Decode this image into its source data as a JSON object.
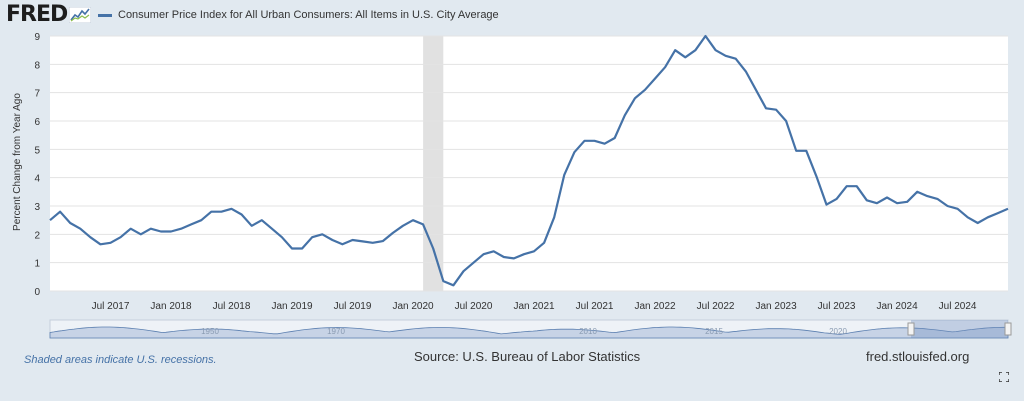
{
  "header": {
    "logo_text": "FRED",
    "logo_icon": "fred-graph-logo-icon",
    "legend_label": "Consumer Price Index for All Urban Consumers: All Items in U.S. City Average"
  },
  "footer": {
    "recession_note": "Shaded areas indicate U.S. recessions.",
    "source": "Source: U.S. Bureau of Labor Statistics",
    "site": "fred.stlouisfed.org",
    "fullscreen_icon": "fullscreen-icon"
  },
  "colors": {
    "background": "#e1e9f0",
    "plot_background": "#ffffff",
    "series": "#4572a7",
    "recession": "#e1e1e1",
    "navigator_fill": "#c7d3e6",
    "navigator_line": "#5b7fb0"
  },
  "chart_data": {
    "type": "line",
    "title": "",
    "xlabel": "",
    "ylabel": "Percent Change from Year Ago",
    "ylim": [
      0,
      9
    ],
    "yticks": [
      0,
      1,
      2,
      3,
      4,
      5,
      6,
      7,
      8,
      9
    ],
    "xlim": [
      "2017-01",
      "2024-12"
    ],
    "xticks": [
      {
        "date": "2017-07",
        "label": "Jul 2017"
      },
      {
        "date": "2018-01",
        "label": "Jan 2018"
      },
      {
        "date": "2018-07",
        "label": "Jul 2018"
      },
      {
        "date": "2019-01",
        "label": "Jan 2019"
      },
      {
        "date": "2019-07",
        "label": "Jul 2019"
      },
      {
        "date": "2020-01",
        "label": "Jan 2020"
      },
      {
        "date": "2020-07",
        "label": "Jul 2020"
      },
      {
        "date": "2021-01",
        "label": "Jan 2021"
      },
      {
        "date": "2021-07",
        "label": "Jul 2021"
      },
      {
        "date": "2022-01",
        "label": "Jan 2022"
      },
      {
        "date": "2022-07",
        "label": "Jul 2022"
      },
      {
        "date": "2023-01",
        "label": "Jan 2023"
      },
      {
        "date": "2023-07",
        "label": "Jul 2023"
      },
      {
        "date": "2024-01",
        "label": "Jan 2024"
      },
      {
        "date": "2024-07",
        "label": "Jul 2024"
      }
    ],
    "grid": "horizontal",
    "legend": "top-left",
    "recessions": [
      {
        "start": "2020-02",
        "end": "2020-04"
      }
    ],
    "series": [
      {
        "x": [
          "2017-01",
          "2017-02",
          "2017-03",
          "2017-04",
          "2017-05",
          "2017-06",
          "2017-07",
          "2017-08",
          "2017-09",
          "2017-10",
          "2017-11",
          "2017-12",
          "2018-01",
          "2018-02",
          "2018-03",
          "2018-04",
          "2018-05",
          "2018-06",
          "2018-07",
          "2018-08",
          "2018-09",
          "2018-10",
          "2018-11",
          "2018-12",
          "2019-01",
          "2019-02",
          "2019-03",
          "2019-04",
          "2019-05",
          "2019-06",
          "2019-07",
          "2019-08",
          "2019-09",
          "2019-10",
          "2019-11",
          "2019-12",
          "2020-01",
          "2020-02",
          "2020-03",
          "2020-04",
          "2020-05",
          "2020-06",
          "2020-07",
          "2020-08",
          "2020-09",
          "2020-10",
          "2020-11",
          "2020-12",
          "2021-01",
          "2021-02",
          "2021-03",
          "2021-04",
          "2021-05",
          "2021-06",
          "2021-07",
          "2021-08",
          "2021-09",
          "2021-10",
          "2021-11",
          "2021-12",
          "2022-01",
          "2022-02",
          "2022-03",
          "2022-04",
          "2022-05",
          "2022-06",
          "2022-07",
          "2022-08",
          "2022-09",
          "2022-10",
          "2022-11",
          "2022-12",
          "2023-01",
          "2023-02",
          "2023-03",
          "2023-04",
          "2023-05",
          "2023-06",
          "2023-07",
          "2023-08",
          "2023-09",
          "2023-10",
          "2023-11",
          "2023-12",
          "2024-01",
          "2024-02",
          "2024-03",
          "2024-04",
          "2024-05",
          "2024-06",
          "2024-07",
          "2024-08",
          "2024-09",
          "2024-10",
          "2024-11",
          "2024-12"
        ],
        "values": [
          2.5,
          2.8,
          2.4,
          2.2,
          1.9,
          1.65,
          1.7,
          1.9,
          2.2,
          2.0,
          2.2,
          2.1,
          2.1,
          2.2,
          2.35,
          2.5,
          2.8,
          2.8,
          2.9,
          2.7,
          2.3,
          2.5,
          2.2,
          1.9,
          1.5,
          1.5,
          1.9,
          2.0,
          1.8,
          1.65,
          1.8,
          1.75,
          1.7,
          1.76,
          2.05,
          2.3,
          2.5,
          2.35,
          1.5,
          0.35,
          0.2,
          0.7,
          1.0,
          1.3,
          1.4,
          1.2,
          1.15,
          1.3,
          1.4,
          1.7,
          2.6,
          4.1,
          4.9,
          5.3,
          5.3,
          5.2,
          5.4,
          6.2,
          6.8,
          7.1,
          7.5,
          7.9,
          8.5,
          8.25,
          8.5,
          9.0,
          8.5,
          8.3,
          8.2,
          7.75,
          7.1,
          6.45,
          6.4,
          6.0,
          4.95,
          4.95,
          4.05,
          3.05,
          3.25,
          3.7,
          3.7,
          3.2,
          3.1,
          3.3,
          3.1,
          3.15,
          3.5,
          3.35,
          3.25,
          3.0,
          2.9,
          2.6,
          2.4,
          2.6,
          2.75,
          2.9
        ]
      }
    ]
  },
  "navigator": {
    "labels": [
      "1950",
      "1970",
      "2010",
      "2015",
      "2020"
    ]
  }
}
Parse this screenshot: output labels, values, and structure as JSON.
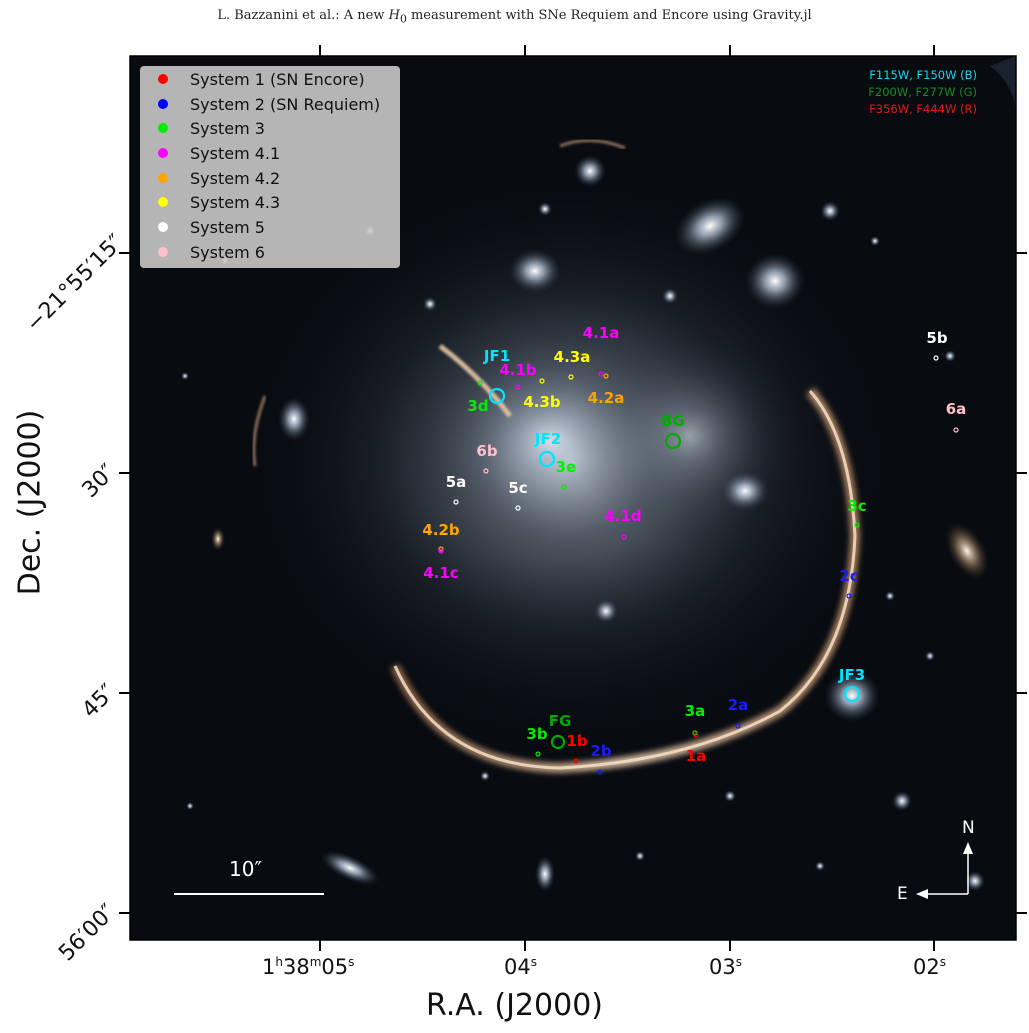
{
  "header": {
    "prefix": "L. Bazzanini et al.: A new ",
    "h0": "H",
    "h0_sub": "0",
    "suffix": " measurement with SNe Requiem and Encore using Gravity.jl"
  },
  "axes": {
    "xlabel": "R.A. (J2000)",
    "ylabel": "Dec. (J2000)",
    "xticks": [
      {
        "base": "1",
        "u1": "h",
        "mid": "38",
        "u2": "m",
        "last": "05",
        "u3": "s"
      },
      {
        "base": "04",
        "u1": "s"
      },
      {
        "base": "03",
        "u1": "s"
      },
      {
        "base": "02",
        "u1": "s"
      }
    ],
    "yticks": [
      "−21°55′15″",
      "30″",
      "45″",
      "56′00″"
    ]
  },
  "legend": {
    "items": [
      {
        "label": "System 1 (SN Encore)",
        "color": "#ff0000"
      },
      {
        "label": "System 2 (SN Requiem)",
        "color": "#0000ff"
      },
      {
        "label": "System 3",
        "color": "#00ee00"
      },
      {
        "label": "System 4.1",
        "color": "#ff00ff"
      },
      {
        "label": "System 4.2",
        "color": "#ffa500"
      },
      {
        "label": "System 4.3",
        "color": "#ffff00"
      },
      {
        "label": "System 5",
        "color": "#ffffff"
      },
      {
        "label": "System 6",
        "color": "#ffc0cb"
      }
    ]
  },
  "filters": [
    {
      "text": "F115W, F150W (B)",
      "color": "#19d6f0"
    },
    {
      "text": "F200W, F277W (G)",
      "color": "#1a8c1a"
    },
    {
      "text": "F356W, F444W (R)",
      "color": "#e21a1a"
    }
  ],
  "labels": {
    "l_4_1a": {
      "text": "4.1a",
      "color": "#ff00ff"
    },
    "l_4_3a": {
      "text": "4.3a",
      "color": "#ffff00"
    },
    "l_jf1": {
      "text": "JF1",
      "color": "#00e5ff"
    },
    "l_4_1b": {
      "text": "4.1b",
      "color": "#ff00ff"
    },
    "l_4_3b": {
      "text": "4.3b",
      "color": "#ffff00"
    },
    "l_4_2a": {
      "text": "4.2a",
      "color": "#ffa500"
    },
    "l_3d": {
      "text": "3d",
      "color": "#00ee00"
    },
    "l_bg": {
      "text": "BG",
      "color": "#00aa00"
    },
    "l_jf2": {
      "text": "JF2",
      "color": "#00e5ff"
    },
    "l_6b": {
      "text": "6b",
      "color": "#ffc0cb"
    },
    "l_3e": {
      "text": "3e",
      "color": "#00ee00"
    },
    "l_5a": {
      "text": "5a",
      "color": "#ffffff"
    },
    "l_5c": {
      "text": "5c",
      "color": "#ffffff"
    },
    "l_4_1d": {
      "text": "4.1d",
      "color": "#ff00ff"
    },
    "l_4_2b": {
      "text": "4.2b",
      "color": "#ffa500"
    },
    "l_4_1c": {
      "text": "4.1c",
      "color": "#ff00ff"
    },
    "l_5b": {
      "text": "5b",
      "color": "#ffffff"
    },
    "l_6a": {
      "text": "6a",
      "color": "#ffc0cb"
    },
    "l_3c": {
      "text": "3c",
      "color": "#00ee00"
    },
    "l_2c": {
      "text": "2c",
      "color": "#1a1aff"
    },
    "l_jf3": {
      "text": "JF3",
      "color": "#00e5ff"
    },
    "l_2a": {
      "text": "2a",
      "color": "#1a1aff"
    },
    "l_3a": {
      "text": "3a",
      "color": "#00ee00"
    },
    "l_fg": {
      "text": "FG",
      "color": "#00aa00"
    },
    "l_3b": {
      "text": "3b",
      "color": "#00ee00"
    },
    "l_1b": {
      "text": "1b",
      "color": "#ff0000"
    },
    "l_2b": {
      "text": "2b",
      "color": "#1a1aff"
    },
    "l_1a": {
      "text": "1a",
      "color": "#ff0000"
    }
  },
  "scalebar": {
    "label": "10″"
  },
  "compass": {
    "north": "N",
    "east": "E"
  }
}
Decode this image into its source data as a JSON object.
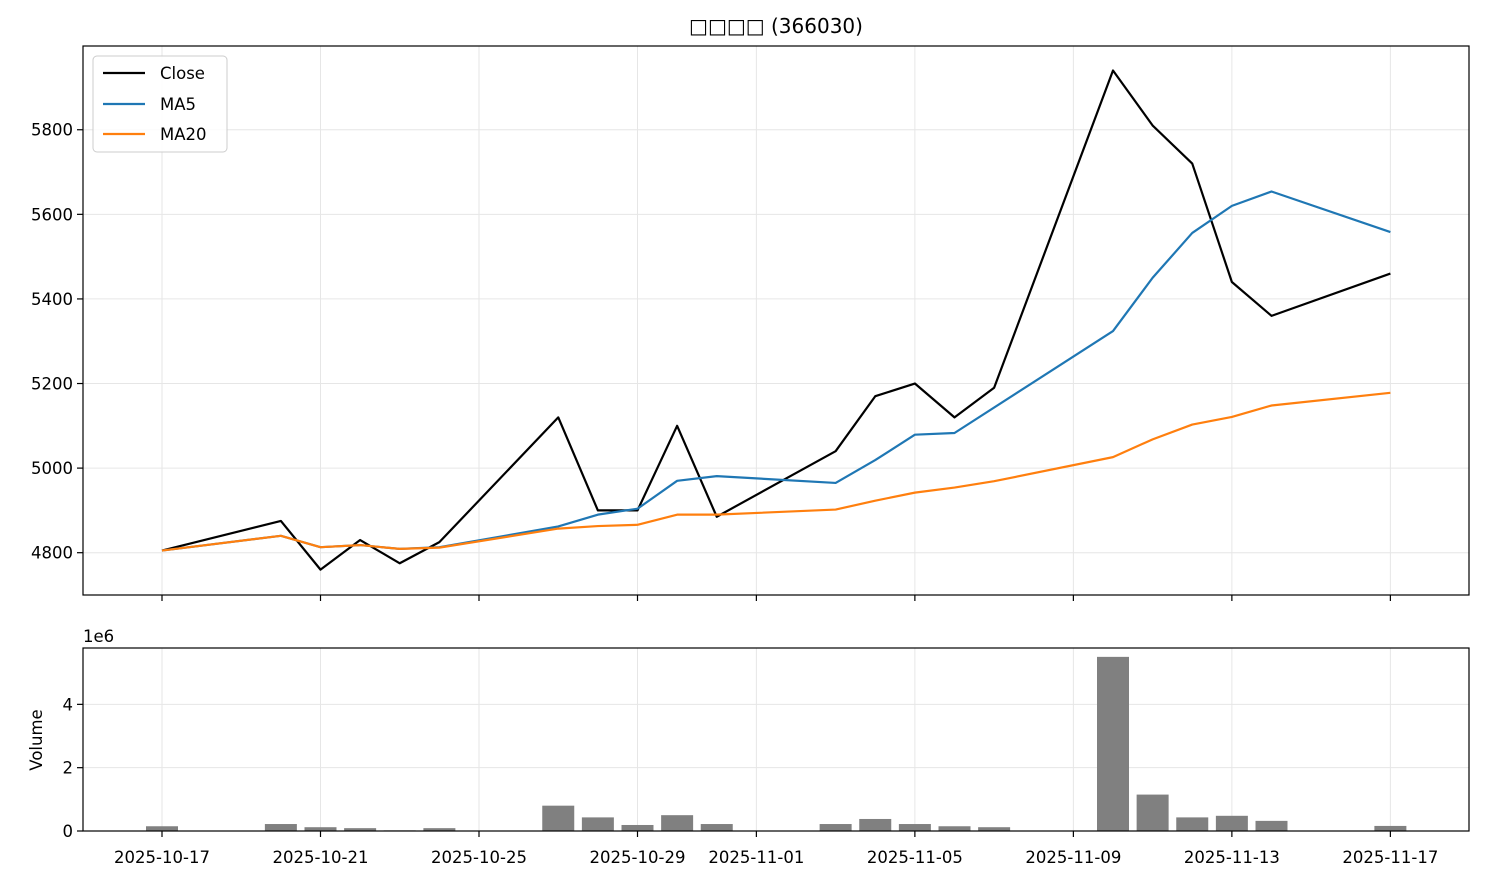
{
  "chart_data": [
    {
      "type": "line",
      "title": "□□□□ (366030)",
      "xlabel": "",
      "ylabel": "",
      "x": [
        "2025-10-17",
        "2025-10-20",
        "2025-10-21",
        "2025-10-22",
        "2025-10-23",
        "2025-10-24",
        "2025-10-27",
        "2025-10-28",
        "2025-10-29",
        "2025-10-30",
        "2025-10-31",
        "2025-11-03",
        "2025-11-04",
        "2025-11-05",
        "2025-11-06",
        "2025-11-07",
        "2025-11-10",
        "2025-11-11",
        "2025-11-12",
        "2025-11-13",
        "2025-11-14",
        "2025-11-17"
      ],
      "series": [
        {
          "name": "Close",
          "color": "#000000",
          "values": [
            4805,
            4875,
            4760,
            4830,
            4775,
            4825,
            5120,
            4900,
            4900,
            5100,
            4885,
            5040,
            5170,
            5200,
            5120,
            5190,
            5940,
            5810,
            5720,
            5440,
            5360,
            5460
          ]
        },
        {
          "name": "MA5",
          "color": "#1f77b4",
          "values": [
            4805,
            4840,
            4813,
            4818,
            4809,
            4813,
            4862,
            4890,
            4904,
            4970,
            4981,
            4965,
            5019,
            5079,
            5083,
            null,
            5324,
            5450,
            5556,
            5620,
            5654,
            5558
          ]
        },
        {
          "name": "MA20",
          "color": "#ff7f0e",
          "values": [
            4805,
            4840,
            4813,
            4818,
            4809,
            4812,
            4857,
            4863,
            4866,
            4890,
            4890,
            4902,
            4923,
            4942,
            4954,
            4969,
            5026,
            5068,
            5103,
            5121,
            5148,
            5178
          ]
        }
      ],
      "yticks": [
        4800,
        5000,
        5200,
        5400,
        5600,
        5800
      ],
      "ylim": [
        4700,
        5998
      ],
      "grid": true,
      "legend_position": "top-left"
    },
    {
      "type": "bar",
      "xlabel": "",
      "ylabel": "Volume",
      "offset_text": "1e6",
      "x": [
        "2025-10-17",
        "2025-10-20",
        "2025-10-21",
        "2025-10-22",
        "2025-10-23",
        "2025-10-24",
        "2025-10-27",
        "2025-10-28",
        "2025-10-29",
        "2025-10-30",
        "2025-10-31",
        "2025-11-03",
        "2025-11-04",
        "2025-11-05",
        "2025-11-06",
        "2025-11-07",
        "2025-11-10",
        "2025-11-11",
        "2025-11-12",
        "2025-11-13",
        "2025-11-14",
        "2025-11-17"
      ],
      "values": [
        150000,
        220000,
        120000,
        90000,
        20000,
        90000,
        800000,
        430000,
        190000,
        500000,
        220000,
        220000,
        380000,
        220000,
        150000,
        120000,
        5500000,
        1150000,
        430000,
        480000,
        320000,
        160000
      ],
      "bar_color": "#808080",
      "yticks": [
        0,
        2,
        4
      ],
      "ylim": [
        0,
        5780000
      ],
      "grid": true
    }
  ],
  "xticks": [
    "2025-10-17",
    "2025-10-21",
    "2025-10-25",
    "2025-10-29",
    "2025-11-01",
    "2025-11-05",
    "2025-11-09",
    "2025-11-13",
    "2025-11-17"
  ]
}
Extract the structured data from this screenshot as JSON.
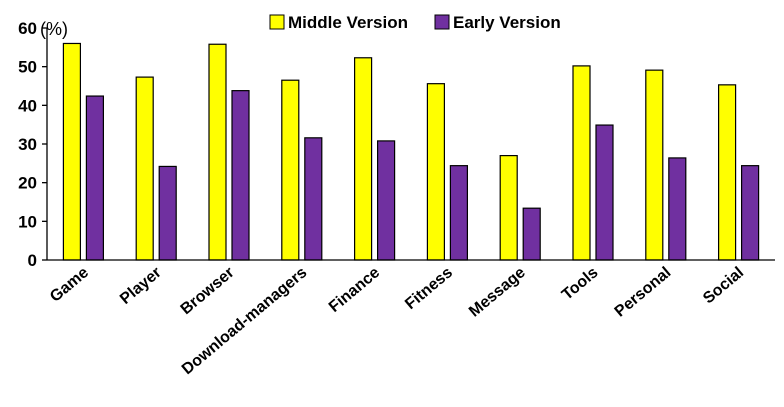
{
  "chart_data": {
    "type": "bar",
    "unit_label": "(%)",
    "categories": [
      "Game",
      "Player",
      "Browser",
      "Download-managers",
      "Finance",
      "Fitness",
      "Message",
      "Tools",
      "Personal",
      "Social"
    ],
    "series": [
      {
        "name": "Middle Version",
        "color": "#ffff00",
        "values": [
          56.0,
          47.3,
          55.8,
          46.5,
          52.3,
          45.6,
          27.0,
          50.2,
          49.1,
          45.3
        ]
      },
      {
        "name": "Early Version",
        "color": "#7030a0",
        "values": [
          42.4,
          24.2,
          43.8,
          31.6,
          30.8,
          24.4,
          13.4,
          34.9,
          26.4,
          24.4
        ]
      }
    ],
    "ylim": [
      0,
      60
    ],
    "yticks": [
      0,
      10,
      20,
      30,
      40,
      50,
      60
    ],
    "grid": false,
    "legend_position": "top"
  }
}
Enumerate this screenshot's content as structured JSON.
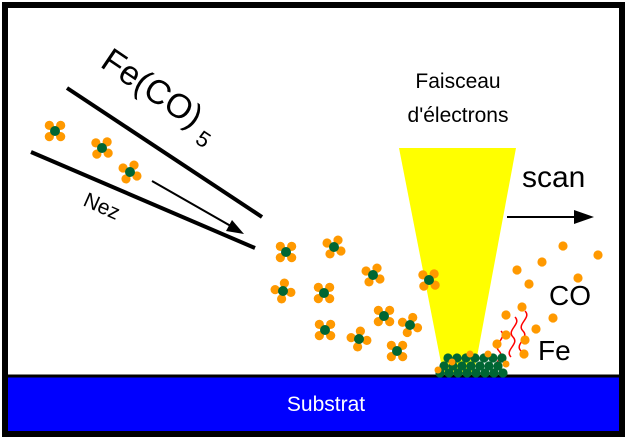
{
  "labels": {
    "precursor_main": "Fe(CO)",
    "precursor_sub": "5",
    "nozzle": "Nez",
    "beam_line1": "Faisceau",
    "beam_line2": "d'électrons",
    "scan": "scan",
    "co": "CO",
    "fe": "Fe",
    "substrate": "Substrat"
  },
  "colors": {
    "border": "#000000",
    "substrate": "#0000ff",
    "beam": "#ffff00",
    "co_atom": "#ff9900",
    "fe_atom": "#006633",
    "heat_wave": "#ff0000"
  }
}
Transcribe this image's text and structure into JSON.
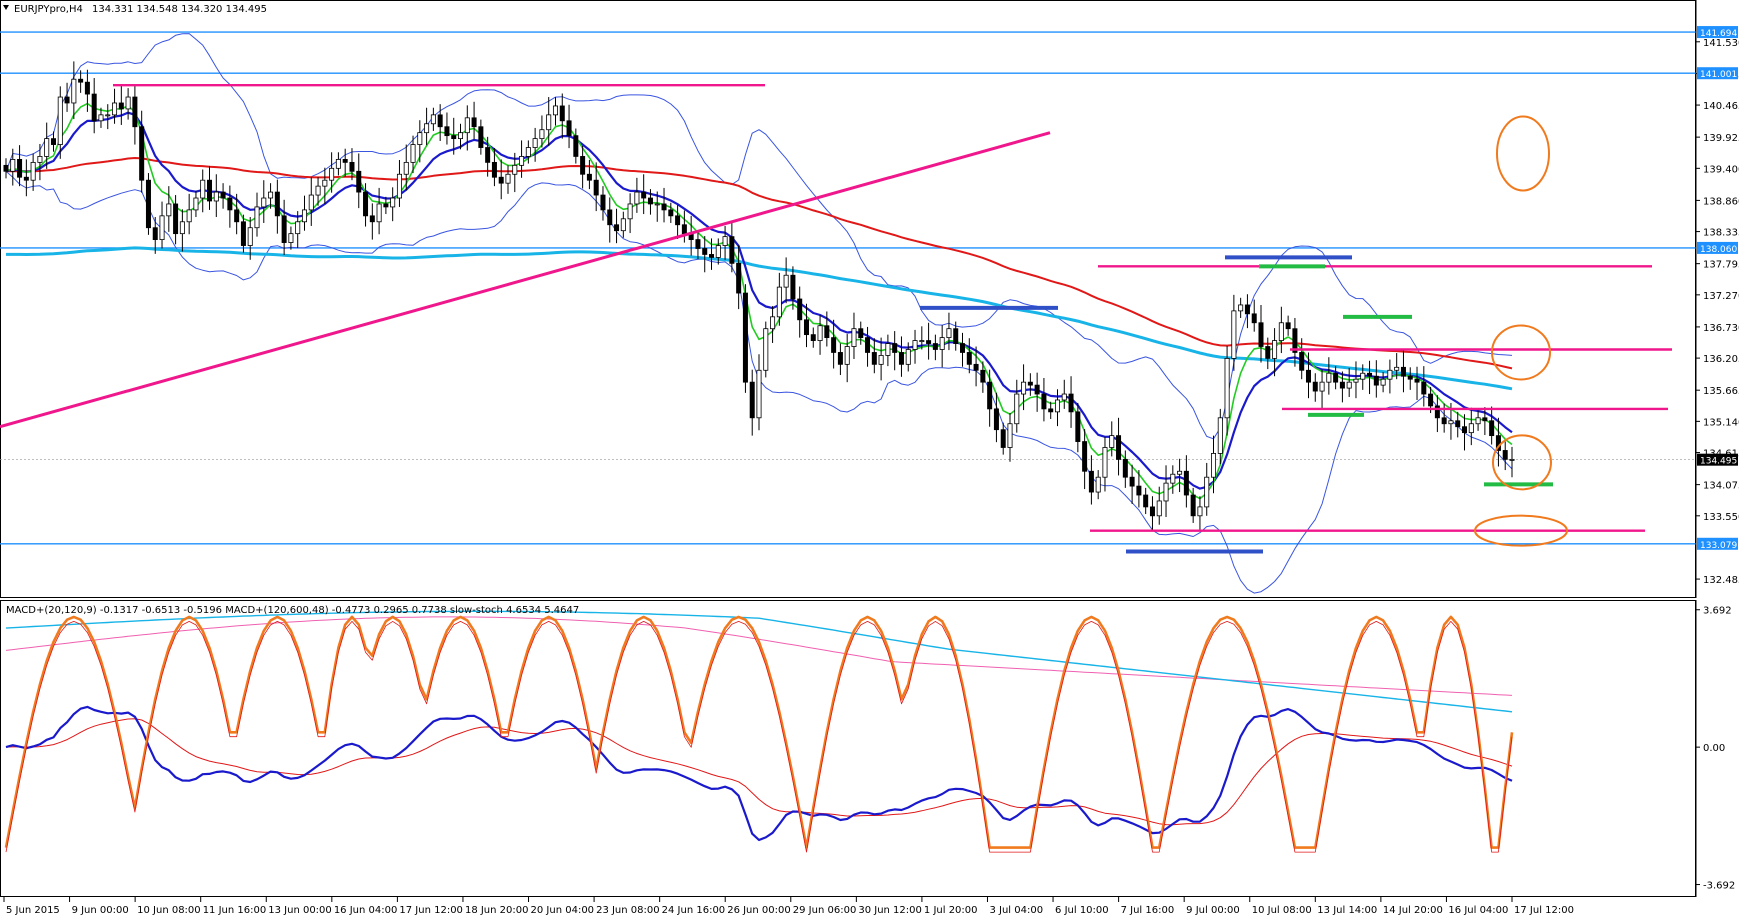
**********
Pick every line with "xlabel" in it and copy it.

Correct output:
    "xlabel": "",
    "xlabel": "R.A. (J2000)",
      "xlabel": "",
      "xlabel": "",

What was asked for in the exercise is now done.